Vanilla. I love vanilla. Every fall I shred, drain and freeze a bunch of zucchini. So I grabbed a few bags from the freezer and went to work on this simple zucchini muffin recipe. The recipe called for nuts and raisins, so I used golden raisins and some chopped pecans I had in the pantry. You can use your favorites. Walnuts would be great too, as would dried cranberries or even blueberries!
For these zucchini muffins, I also used coconut oil instead of the called for vegetable oil. Coconut oil can be used interchangeably with vegetable or canola oil in many recipes.
Vanilla Zucchini Muffins
I have to admit, I actually did not like this recipe at first. In fact, it was one of those “can’t wait to get it out of my mouth and down the sink” type of “not like”. :-/ The muffins smelled awesome and looked great, so I left them on a plate in the kitchen to see if anyone else would try them. They did, and loved them. My daughter and two of my sons, plus one of their friends all thought they were great!
See, I’m not sure why, but things always seem to taste better to me once they’ve sat for a while. I don’t know if I set my taste buds up for failure by expecting too much or what, but sometimes things just have to sit. I think it might be because I’ve been working with the ingredients, tasting the batter and smelling everything, my senses just go on overload.

▶ EXERCISE MATERIAL:
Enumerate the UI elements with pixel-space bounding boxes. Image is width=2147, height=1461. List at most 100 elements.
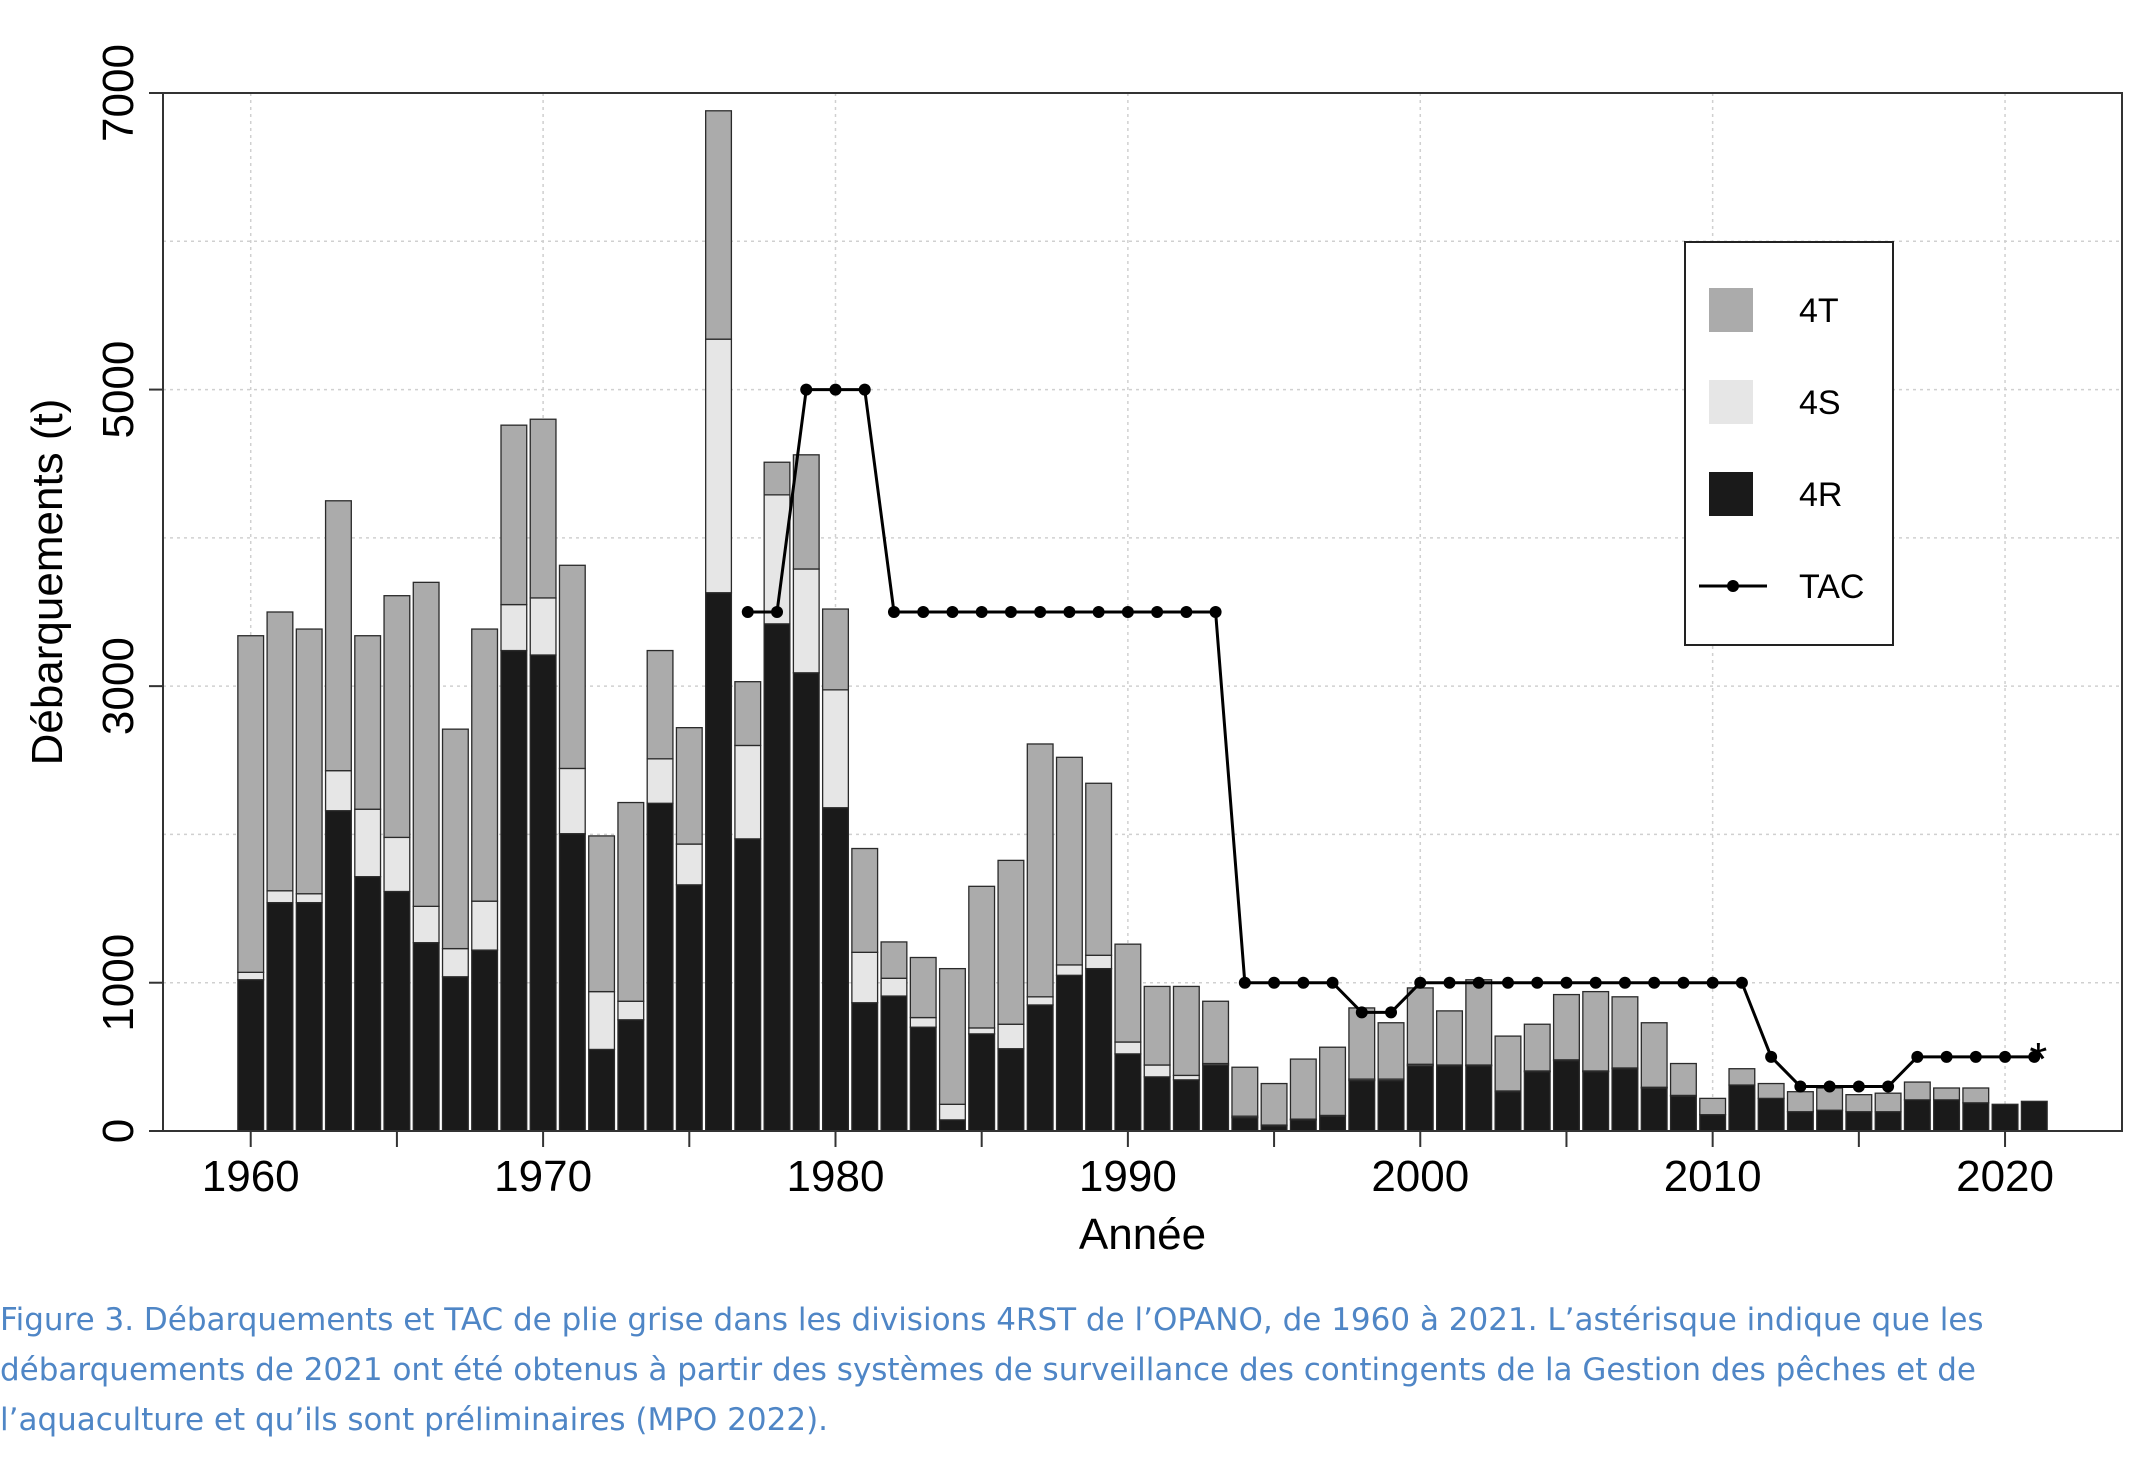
figure-caption: Figure 3. Débarquements et TAC de plie g… [0, 1302, 1984, 1438]
bar-segment [1143, 985, 1171, 1066]
bar-segment [617, 1019, 645, 1132]
legend-swatch [1709, 472, 1753, 516]
bar-segment [734, 744, 762, 840]
bar-segment [1055, 974, 1083, 1132]
tac-point [771, 606, 784, 618]
bar-segment [1845, 1111, 1873, 1132]
bar-segment [1465, 1065, 1493, 1132]
tac-point [1969, 1050, 1982, 1063]
bar-segment [354, 876, 382, 1132]
bar-segment [324, 500, 352, 772]
bar-segment [412, 581, 440, 907]
legend-marker [1727, 580, 1739, 592]
legend-label: TAC [1799, 568, 1864, 606]
bar-segment [1172, 1074, 1200, 1081]
bar-segment [1669, 1062, 1697, 1097]
bar-segment [1114, 1041, 1142, 1055]
bar-segment [383, 595, 411, 839]
bar-segment [938, 1103, 966, 1121]
bar-segment [354, 635, 382, 810]
bar-segment [324, 770, 352, 812]
bar-segment [646, 802, 674, 1132]
bar-segment [909, 1016, 937, 1028]
bar-segment [1552, 993, 1580, 1061]
tac-point [1501, 976, 1514, 989]
bar-segment [266, 901, 294, 1132]
tac-point [946, 606, 959, 618]
bar-segment [705, 592, 733, 1132]
tac-point [1472, 976, 1485, 989]
bar-segment [295, 893, 323, 904]
tac-point [858, 383, 871, 396]
x-tick-label: 1990 [1079, 1152, 1177, 1201]
bar-segment [1319, 1046, 1347, 1117]
legend-label: 4R [1799, 476, 1842, 514]
bar-segment [266, 611, 294, 892]
tac-point [1940, 1050, 1953, 1063]
bar-segment [1231, 1117, 1259, 1132]
bar-segment [1348, 1007, 1376, 1080]
bar-segment [1757, 1097, 1785, 1132]
bar-segment [237, 635, 265, 973]
tac-point [1121, 606, 1134, 618]
bar-segment [734, 838, 762, 1132]
bar-segment [1085, 782, 1113, 956]
tac-point [1999, 1050, 2012, 1063]
y-axis-label: Débarquements (t) [23, 399, 72, 766]
bar-segment [646, 649, 674, 760]
bar-segment [821, 608, 850, 691]
bar-segment [821, 807, 850, 1132]
tac-point [1677, 976, 1690, 989]
bar-segment [1494, 1035, 1522, 1092]
bar-segment [2020, 1100, 2048, 1132]
tac-point [1706, 976, 1719, 989]
bar-segment [1640, 1022, 1668, 1088]
bar-segment [1055, 964, 1083, 976]
tac-point [1823, 1080, 1836, 1093]
tac-point [1385, 1006, 1398, 1019]
bar-segment [237, 971, 265, 981]
bar-segment [412, 905, 440, 944]
bar-segment [471, 628, 499, 902]
tac-point [1531, 976, 1544, 989]
bar-segment [968, 885, 996, 1029]
bar-segment [266, 890, 294, 904]
bar-segment [1377, 1079, 1405, 1132]
legend-swatch [1709, 380, 1753, 424]
tac-point [1063, 606, 1076, 618]
bar-segment [617, 801, 645, 1002]
bar-segment [909, 1026, 937, 1132]
bar-segment [938, 1119, 966, 1132]
bar-segment [1348, 1079, 1376, 1132]
y-tick-label: 1000 [94, 934, 143, 1032]
legend-label: 4S [1799, 384, 1841, 422]
bar-segment [441, 947, 469, 978]
bar-segment [646, 758, 674, 804]
bar-segment [1903, 1099, 1931, 1132]
bar-segment [1085, 954, 1113, 970]
bar-segment [1260, 1082, 1288, 1126]
bar-segment [1933, 1099, 1961, 1132]
bar-segment [1026, 743, 1054, 998]
bar-segment [1231, 1066, 1259, 1117]
legend-swatch [1709, 288, 1753, 332]
bar-segment [441, 976, 469, 1132]
x-tick-label: 1970 [494, 1152, 592, 1201]
tac-point [1034, 606, 1047, 618]
tac-point [2028, 1050, 2041, 1063]
tac-point [1297, 976, 1310, 989]
tac-point [1151, 606, 1164, 618]
tac-point [1589, 976, 1602, 989]
bar-segment [558, 564, 586, 770]
tac-point [1852, 1080, 1865, 1093]
y-tick-label: 7000 [94, 44, 143, 142]
x-tick-label: 2010 [1664, 1152, 1762, 1201]
bar-segment [1172, 1079, 1200, 1132]
bar-segment [1582, 990, 1610, 1072]
bar-segment [1435, 1065, 1464, 1132]
bar-segment [675, 727, 703, 845]
bar-segment [968, 1027, 996, 1035]
bar-segment [1085, 967, 1113, 1132]
legend-label: 4T [1799, 292, 1839, 330]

▶ STATED TASK 1:
Answer these from the zucchini muffin text:
(a) What oil was used in place of the vegetable oil the recipe called for?
(b) Which nuts and which dried fruit went into the muffins?
(c) Who tried the muffins and thought they were great?
▶ STATED TASK 2: Copy out the rows between the row holding "figure-caption: Figure 3." and the row holding "tac-point [946, 606, 959, 618]", inclusive.

▶ FULL ANSWER 1:
(a) Coconut oil.
(b) Chopped pecans and golden raisins.
(c) The daughter, two of the sons, and one of their friends.

▶ FULL ANSWER 2:
figure-caption: Figure 3. Débarquements et TAC de plie g… [0, 1302, 1984, 1438]
bar-segment [1143, 985, 1171, 1066]
bar-segment [617, 1019, 645, 1132]
legend-swatch [1709, 472, 1753, 516]
bar-segment [734, 744, 762, 840]
bar-segment [1055, 974, 1083, 1132]
tac-point [771, 606, 784, 618]
bar-segment [1845, 1111, 1873, 1132]
bar-segment [1465, 1065, 1493, 1132]
tac-point [1969, 1050, 1982, 1063]
bar-segment [354, 876, 382, 1132]
bar-segment [324, 500, 352, 772]
bar-segment [412, 581, 440, 907]
legend-marker [1727, 580, 1739, 592]
legend-label: TAC [1799, 568, 1864, 606]
bar-segment [1172, 1074, 1200, 1081]
bar-segment [1669, 1062, 1697, 1097]
bar-segment [1114, 1041, 1142, 1055]
bar-segment [383, 595, 411, 839]
bar-segment [938, 1103, 966, 1121]
bar-segment [354, 635, 382, 810]
bar-segment [324, 770, 352, 812]
bar-segment [646, 802, 674, 1132]
bar-segment [909, 1016, 937, 1028]
bar-segment [1552, 993, 1580, 1061]
tac-point [1501, 976, 1514, 989]
bar-segment [266, 901, 294, 1132]
tac-point [946, 606, 959, 618]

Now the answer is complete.